# Passage provided

Politics / July 18, 2024

J.D. Vance’s Phony Populism Thrilled the RNC. The Rest of Us Shouldn’t Be Fooled.

The vice presidential nominee pitched himself as an avatar of the working class. Don’t believe the hype.

Chris Lehmann
Republican vice presidential candidate, U.S. Sen. J.D. Vance (R-OH) speaks on stage on the third day of the Republican National Convention at the Fiserv Forum on July 17, 2024 in Milwaukee, Wisconsin.

Republican vice presidential candidate US Senator J.D. Vance (R-OH) speaks on stage on the third day of the Republican National Convention at the Fiserv Forum on July 17, 2024, in Milwaukee, Wisconsin.

(Joe Raedle / Getty Images)

Milwaukee—As he introduced himself to the national electorate on Wednesday—the day of the Republican National Convention devoted to the theme of “Making America Strong Again”—Republican vice presidential nominee and Ohio senator J.D. Vance lingered on the virtues of tough labor.

[Part of a data file]
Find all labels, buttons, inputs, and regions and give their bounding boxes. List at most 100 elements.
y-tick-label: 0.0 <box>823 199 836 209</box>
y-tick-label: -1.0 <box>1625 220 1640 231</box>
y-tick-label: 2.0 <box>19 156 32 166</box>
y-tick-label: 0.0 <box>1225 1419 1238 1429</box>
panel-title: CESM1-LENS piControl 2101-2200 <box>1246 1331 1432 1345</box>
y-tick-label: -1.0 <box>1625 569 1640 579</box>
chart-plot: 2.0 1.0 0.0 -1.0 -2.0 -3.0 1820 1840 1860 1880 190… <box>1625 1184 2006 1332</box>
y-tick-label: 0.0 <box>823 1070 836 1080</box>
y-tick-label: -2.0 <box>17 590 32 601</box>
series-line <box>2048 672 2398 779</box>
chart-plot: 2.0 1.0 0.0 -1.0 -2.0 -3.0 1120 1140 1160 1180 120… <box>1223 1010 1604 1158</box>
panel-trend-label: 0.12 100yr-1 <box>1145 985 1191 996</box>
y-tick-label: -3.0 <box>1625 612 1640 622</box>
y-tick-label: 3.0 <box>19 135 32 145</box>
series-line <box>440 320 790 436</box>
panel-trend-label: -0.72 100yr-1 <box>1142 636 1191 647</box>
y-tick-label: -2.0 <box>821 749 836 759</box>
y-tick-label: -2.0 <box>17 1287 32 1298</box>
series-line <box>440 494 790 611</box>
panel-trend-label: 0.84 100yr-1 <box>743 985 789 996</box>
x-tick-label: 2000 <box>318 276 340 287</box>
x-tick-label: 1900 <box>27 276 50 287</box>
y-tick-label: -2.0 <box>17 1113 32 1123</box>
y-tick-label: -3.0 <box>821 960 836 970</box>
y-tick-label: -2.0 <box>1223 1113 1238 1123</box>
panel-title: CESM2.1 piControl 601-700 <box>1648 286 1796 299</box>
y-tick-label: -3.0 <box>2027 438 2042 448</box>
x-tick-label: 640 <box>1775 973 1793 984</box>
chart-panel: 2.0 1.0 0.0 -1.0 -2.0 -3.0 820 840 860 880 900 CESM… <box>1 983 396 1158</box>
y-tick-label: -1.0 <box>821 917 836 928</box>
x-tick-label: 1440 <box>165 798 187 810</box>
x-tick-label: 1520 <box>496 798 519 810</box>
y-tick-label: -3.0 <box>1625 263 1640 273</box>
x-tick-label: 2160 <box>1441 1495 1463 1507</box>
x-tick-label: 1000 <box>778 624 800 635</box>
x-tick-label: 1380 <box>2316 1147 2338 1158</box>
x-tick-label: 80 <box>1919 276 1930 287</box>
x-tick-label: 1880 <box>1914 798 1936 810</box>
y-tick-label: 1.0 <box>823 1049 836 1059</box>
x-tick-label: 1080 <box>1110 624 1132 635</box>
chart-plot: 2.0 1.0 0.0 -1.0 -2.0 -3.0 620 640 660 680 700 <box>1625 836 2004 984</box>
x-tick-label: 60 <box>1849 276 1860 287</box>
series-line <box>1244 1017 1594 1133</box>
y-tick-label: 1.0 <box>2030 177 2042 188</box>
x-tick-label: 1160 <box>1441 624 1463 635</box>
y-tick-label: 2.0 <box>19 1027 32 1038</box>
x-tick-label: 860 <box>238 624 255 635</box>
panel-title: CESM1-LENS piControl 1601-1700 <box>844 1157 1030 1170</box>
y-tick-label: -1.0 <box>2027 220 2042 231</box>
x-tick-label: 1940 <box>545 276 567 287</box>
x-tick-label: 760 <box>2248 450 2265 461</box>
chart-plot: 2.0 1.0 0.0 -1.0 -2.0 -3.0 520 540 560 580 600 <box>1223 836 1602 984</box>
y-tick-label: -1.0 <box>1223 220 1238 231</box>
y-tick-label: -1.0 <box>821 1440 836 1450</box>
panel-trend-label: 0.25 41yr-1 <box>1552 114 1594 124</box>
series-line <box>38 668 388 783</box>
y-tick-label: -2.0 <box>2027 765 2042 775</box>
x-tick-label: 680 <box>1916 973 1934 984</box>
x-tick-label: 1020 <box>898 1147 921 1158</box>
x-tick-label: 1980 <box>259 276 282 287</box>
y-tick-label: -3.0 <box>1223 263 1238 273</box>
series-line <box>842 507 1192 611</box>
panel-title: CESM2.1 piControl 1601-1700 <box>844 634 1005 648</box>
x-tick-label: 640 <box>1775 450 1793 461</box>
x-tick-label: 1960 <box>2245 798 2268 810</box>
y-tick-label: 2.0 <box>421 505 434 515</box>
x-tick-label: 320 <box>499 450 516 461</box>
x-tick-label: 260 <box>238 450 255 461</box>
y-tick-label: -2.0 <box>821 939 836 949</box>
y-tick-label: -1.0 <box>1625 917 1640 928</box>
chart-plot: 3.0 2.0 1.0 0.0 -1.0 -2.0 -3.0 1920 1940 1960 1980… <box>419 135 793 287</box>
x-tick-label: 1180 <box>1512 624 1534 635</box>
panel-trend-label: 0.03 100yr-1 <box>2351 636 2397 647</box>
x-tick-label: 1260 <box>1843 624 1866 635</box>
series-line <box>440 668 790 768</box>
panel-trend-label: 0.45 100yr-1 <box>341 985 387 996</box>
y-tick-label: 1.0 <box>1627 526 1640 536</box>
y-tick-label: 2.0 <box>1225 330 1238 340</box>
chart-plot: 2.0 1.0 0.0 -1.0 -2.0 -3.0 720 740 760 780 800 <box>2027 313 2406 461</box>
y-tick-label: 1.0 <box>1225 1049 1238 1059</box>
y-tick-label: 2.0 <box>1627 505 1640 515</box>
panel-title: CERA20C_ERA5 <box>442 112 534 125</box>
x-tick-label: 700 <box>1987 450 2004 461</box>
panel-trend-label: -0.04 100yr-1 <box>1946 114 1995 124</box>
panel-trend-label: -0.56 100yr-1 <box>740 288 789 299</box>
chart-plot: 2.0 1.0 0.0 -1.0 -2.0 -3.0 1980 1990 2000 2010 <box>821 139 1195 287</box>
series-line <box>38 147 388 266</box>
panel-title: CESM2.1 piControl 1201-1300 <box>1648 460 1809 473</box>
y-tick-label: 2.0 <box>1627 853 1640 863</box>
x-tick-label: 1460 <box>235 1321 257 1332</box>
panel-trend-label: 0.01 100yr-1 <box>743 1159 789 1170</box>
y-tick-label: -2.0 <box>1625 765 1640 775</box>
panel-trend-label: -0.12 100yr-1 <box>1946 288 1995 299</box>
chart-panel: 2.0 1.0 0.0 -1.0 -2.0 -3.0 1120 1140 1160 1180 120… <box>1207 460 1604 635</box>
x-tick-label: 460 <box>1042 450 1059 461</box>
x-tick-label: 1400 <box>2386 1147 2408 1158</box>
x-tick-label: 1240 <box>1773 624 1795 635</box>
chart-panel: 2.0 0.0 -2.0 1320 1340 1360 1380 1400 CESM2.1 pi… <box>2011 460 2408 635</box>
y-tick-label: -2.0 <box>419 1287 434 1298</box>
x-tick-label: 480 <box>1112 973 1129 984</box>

# Given request 1
Repeat everything in the article on J.D. Vance from "Politics / July" down to "2024, in Milwaukee, Wisconsin.", with both ends included.
# Given request 2
Reproduce everything from the start of the records down to the line containing "y-tick-label: -2.0 <box>17 590 32 601</box>", including that line.
The article and the records have no connection to each other.

# Complete answer 1
Politics / July 18, 2024

J.D. Vance’s Phony Populism Thrilled the RNC. The Rest of Us Shouldn’t Be Fooled.

The vice presidential nominee pitched himself as an avatar of the working class. Don’t believe the hype.

Chris Lehmann
Republican vice presidential candidate, U.S. Sen. J.D. Vance (R-OH) speaks on stage on the third day of the Republican National Convention at the Fiserv Forum on July 17, 2024 in Milwaukee, Wisconsin.

Republican vice presidential candidate US Senator J.D. Vance (R-OH) speaks on stage on the third day of the Republican National Convention at the Fiserv Forum on July 17, 2024, in Milwaukee, Wisconsin.

# Complete answer 2
Find all labels, buttons, inputs, and regions and give their bounding boxes. List at most 100 elements.
y-tick-label: 0.0 <box>823 199 836 209</box>
y-tick-label: -1.0 <box>1625 220 1640 231</box>
y-tick-label: 2.0 <box>19 156 32 166</box>
y-tick-label: 0.0 <box>1225 1419 1238 1429</box>
panel-title: CESM1-LENS piControl 2101-2200 <box>1246 1331 1432 1345</box>
y-tick-label: -1.0 <box>1625 569 1640 579</box>
chart-plot: 2.0 1.0 0.0 -1.0 -2.0 -3.0 1820 1840 1860 1880 190… <box>1625 1184 2006 1332</box>
y-tick-label: 0.0 <box>823 1070 836 1080</box>
y-tick-label: -2.0 <box>17 590 32 601</box>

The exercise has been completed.